(Entries from a dataset)
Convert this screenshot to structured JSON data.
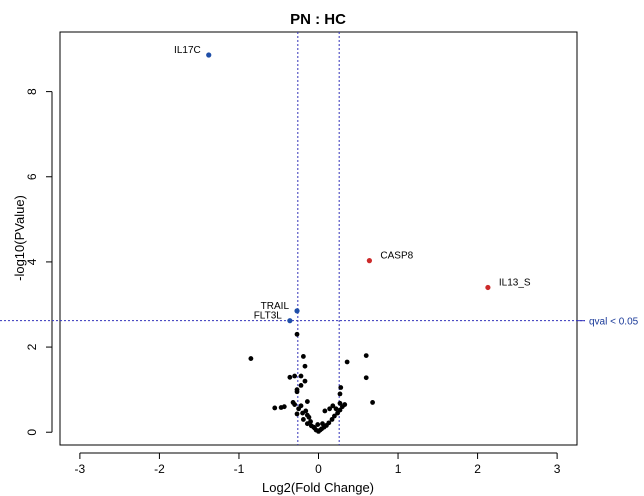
{
  "chart_data": {
    "type": "scatter",
    "title": "PN : HC",
    "xlabel": "Log2(Fold Change)",
    "ylabel": "-log10(PValue)",
    "xlim": [
      -3.25,
      3.25
    ],
    "ylim": [
      -0.3,
      9.4
    ],
    "x_ticks": [
      -3,
      -2,
      -1,
      0,
      1,
      2,
      3
    ],
    "y_ticks": [
      0,
      2,
      4,
      6,
      8
    ],
    "grid": false,
    "colors": {
      "down": "#1f4fa8",
      "up": "#cc2a2a",
      "ns": "#000000",
      "ref": "#3333bb"
    },
    "reference_lines": {
      "vertical": [
        -0.26,
        0.26
      ],
      "horizontal": {
        "y": 2.62,
        "label": "qval < 0.05"
      }
    },
    "labeled_points": [
      {
        "label": "IL17C",
        "x": -1.38,
        "y": 8.86,
        "group": "down",
        "label_side": "left"
      },
      {
        "label": "TRAIL",
        "x": -0.27,
        "y": 2.85,
        "group": "down",
        "label_side": "left"
      },
      {
        "label": "FLT3L",
        "x": -0.36,
        "y": 2.62,
        "group": "down",
        "label_side": "left"
      },
      {
        "label": "CASP8",
        "x": 0.64,
        "y": 4.03,
        "group": "up",
        "label_side": "right"
      },
      {
        "label": "IL13_S",
        "x": 2.13,
        "y": 3.4,
        "group": "up",
        "label_side": "right"
      }
    ],
    "points": [
      {
        "x": -0.27,
        "y": 2.3
      },
      {
        "x": -0.85,
        "y": 1.73
      },
      {
        "x": -0.19,
        "y": 1.78
      },
      {
        "x": -0.17,
        "y": 1.55
      },
      {
        "x": -0.3,
        "y": 1.32
      },
      {
        "x": -0.22,
        "y": 1.32
      },
      {
        "x": -0.36,
        "y": 1.29
      },
      {
        "x": -0.17,
        "y": 1.2
      },
      {
        "x": -0.22,
        "y": 1.1
      },
      {
        "x": -0.27,
        "y": 1.0
      },
      {
        "x": -0.27,
        "y": 0.95
      },
      {
        "x": -0.14,
        "y": 0.72
      },
      {
        "x": -0.3,
        "y": 0.65
      },
      {
        "x": -0.22,
        "y": 0.62
      },
      {
        "x": -0.43,
        "y": 0.6
      },
      {
        "x": -0.47,
        "y": 0.58
      },
      {
        "x": -0.55,
        "y": 0.57
      },
      {
        "x": -0.25,
        "y": 0.55
      },
      {
        "x": -0.27,
        "y": 0.43
      },
      {
        "x": -0.2,
        "y": 0.45
      },
      {
        "x": -0.14,
        "y": 0.4
      },
      {
        "x": -0.12,
        "y": 0.35
      },
      {
        "x": -0.19,
        "y": 0.3
      },
      {
        "x": -0.1,
        "y": 0.25
      },
      {
        "x": -0.14,
        "y": 0.2
      },
      {
        "x": -0.09,
        "y": 0.15
      },
      {
        "x": -0.06,
        "y": 0.12
      },
      {
        "x": -0.03,
        "y": 0.05
      },
      {
        "x": 0.0,
        "y": 0.02
      },
      {
        "x": 0.02,
        "y": 0.05
      },
      {
        "x": 0.04,
        "y": 0.08
      },
      {
        "x": 0.07,
        "y": 0.12
      },
      {
        "x": 0.1,
        "y": 0.16
      },
      {
        "x": 0.13,
        "y": 0.22
      },
      {
        "x": 0.17,
        "y": 0.3
      },
      {
        "x": 0.2,
        "y": 0.38
      },
      {
        "x": 0.24,
        "y": 0.45
      },
      {
        "x": 0.27,
        "y": 0.52
      },
      {
        "x": 0.3,
        "y": 0.6
      },
      {
        "x": 0.33,
        "y": 0.65
      },
      {
        "x": 0.27,
        "y": 0.68
      },
      {
        "x": 0.22,
        "y": 0.55
      },
      {
        "x": 0.14,
        "y": 0.55
      },
      {
        "x": 0.08,
        "y": 0.5
      },
      {
        "x": 0.27,
        "y": 0.9
      },
      {
        "x": 0.28,
        "y": 1.05
      },
      {
        "x": 0.36,
        "y": 1.65
      },
      {
        "x": 0.6,
        "y": 1.8
      },
      {
        "x": 0.6,
        "y": 1.28
      },
      {
        "x": 0.68,
        "y": 0.7
      },
      {
        "x": -0.05,
        "y": 0.1
      },
      {
        "x": -0.01,
        "y": 0.18
      },
      {
        "x": 0.05,
        "y": 0.2
      },
      {
        "x": -0.16,
        "y": 0.5
      },
      {
        "x": -0.32,
        "y": 0.7
      },
      {
        "x": 0.18,
        "y": 0.62
      }
    ]
  }
}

- _Directions_: Transcribe each entry precisely as given, leaving the pictures out.

- _Output of the task_:
Convert this screenshot to structured JSON data.
{
  "chart_data": {
    "type": "scatter",
    "title": "PN : HC",
    "xlabel": "Log2(Fold Change)",
    "ylabel": "-log10(PValue)",
    "xlim": [
      -3.25,
      3.25
    ],
    "ylim": [
      -0.3,
      9.4
    ],
    "x_ticks": [
      -3,
      -2,
      -1,
      0,
      1,
      2,
      3
    ],
    "y_ticks": [
      0,
      2,
      4,
      6,
      8
    ],
    "grid": false,
    "colors": {
      "down": "#1f4fa8",
      "up": "#cc2a2a",
      "ns": "#000000",
      "ref": "#3333bb"
    },
    "reference_lines": {
      "vertical": [
        -0.26,
        0.26
      ],
      "horizontal": {
        "y": 2.62,
        "label": "qval < 0.05"
      }
    },
    "labeled_points": [
      {
        "label": "IL17C",
        "x": -1.38,
        "y": 8.86,
        "group": "down",
        "label_side": "left"
      },
      {
        "label": "TRAIL",
        "x": -0.27,
        "y": 2.85,
        "group": "down",
        "label_side": "left"
      },
      {
        "label": "FLT3L",
        "x": -0.36,
        "y": 2.62,
        "group": "down",
        "label_side": "left"
      },
      {
        "label": "CASP8",
        "x": 0.64,
        "y": 4.03,
        "group": "up",
        "label_side": "right"
      },
      {
        "label": "IL13_S",
        "x": 2.13,
        "y": 3.4,
        "group": "up",
        "label_side": "right"
      }
    ],
    "points": [
      {
        "x": -0.27,
        "y": 2.3
      },
      {
        "x": -0.85,
        "y": 1.73
      },
      {
        "x": -0.19,
        "y": 1.78
      },
      {
        "x": -0.17,
        "y": 1.55
      },
      {
        "x": -0.3,
        "y": 1.32
      },
      {
        "x": -0.22,
        "y": 1.32
      },
      {
        "x": -0.36,
        "y": 1.29
      },
      {
        "x": -0.17,
        "y": 1.2
      },
      {
        "x": -0.22,
        "y": 1.1
      },
      {
        "x": -0.27,
        "y": 1.0
      },
      {
        "x": -0.27,
        "y": 0.95
      },
      {
        "x": -0.14,
        "y": 0.72
      },
      {
        "x": -0.3,
        "y": 0.65
      },
      {
        "x": -0.22,
        "y": 0.62
      },
      {
        "x": -0.43,
        "y": 0.6
      },
      {
        "x": -0.47,
        "y": 0.58
      },
      {
        "x": -0.55,
        "y": 0.57
      },
      {
        "x": -0.25,
        "y": 0.55
      },
      {
        "x": -0.27,
        "y": 0.43
      },
      {
        "x": -0.2,
        "y": 0.45
      },
      {
        "x": -0.14,
        "y": 0.4
      },
      {
        "x": -0.12,
        "y": 0.35
      },
      {
        "x": -0.19,
        "y": 0.3
      },
      {
        "x": -0.1,
        "y": 0.25
      },
      {
        "x": -0.14,
        "y": 0.2
      },
      {
        "x": -0.09,
        "y": 0.15
      },
      {
        "x": -0.06,
        "y": 0.12
      },
      {
        "x": -0.03,
        "y": 0.05
      },
      {
        "x": 0.0,
        "y": 0.02
      },
      {
        "x": 0.02,
        "y": 0.05
      },
      {
        "x": 0.04,
        "y": 0.08
      },
      {
        "x": 0.07,
        "y": 0.12
      },
      {
        "x": 0.1,
        "y": 0.16
      },
      {
        "x": 0.13,
        "y": 0.22
      },
      {
        "x": 0.17,
        "y": 0.3
      },
      {
        "x": 0.2,
        "y": 0.38
      },
      {
        "x": 0.24,
        "y": 0.45
      },
      {
        "x": 0.27,
        "y": 0.52
      },
      {
        "x": 0.3,
        "y": 0.6
      },
      {
        "x": 0.33,
        "y": 0.65
      },
      {
        "x": 0.27,
        "y": 0.68
      },
      {
        "x": 0.22,
        "y": 0.55
      },
      {
        "x": 0.14,
        "y": 0.55
      },
      {
        "x": 0.08,
        "y": 0.5
      },
      {
        "x": 0.27,
        "y": 0.9
      },
      {
        "x": 0.28,
        "y": 1.05
      },
      {
        "x": 0.36,
        "y": 1.65
      },
      {
        "x": 0.6,
        "y": 1.8
      },
      {
        "x": 0.6,
        "y": 1.28
      },
      {
        "x": 0.68,
        "y": 0.7
      },
      {
        "x": -0.05,
        "y": 0.1
      },
      {
        "x": -0.01,
        "y": 0.18
      },
      {
        "x": 0.05,
        "y": 0.2
      },
      {
        "x": -0.16,
        "y": 0.5
      },
      {
        "x": -0.32,
        "y": 0.7
      },
      {
        "x": 0.18,
        "y": 0.62
      }
    ]
  }
}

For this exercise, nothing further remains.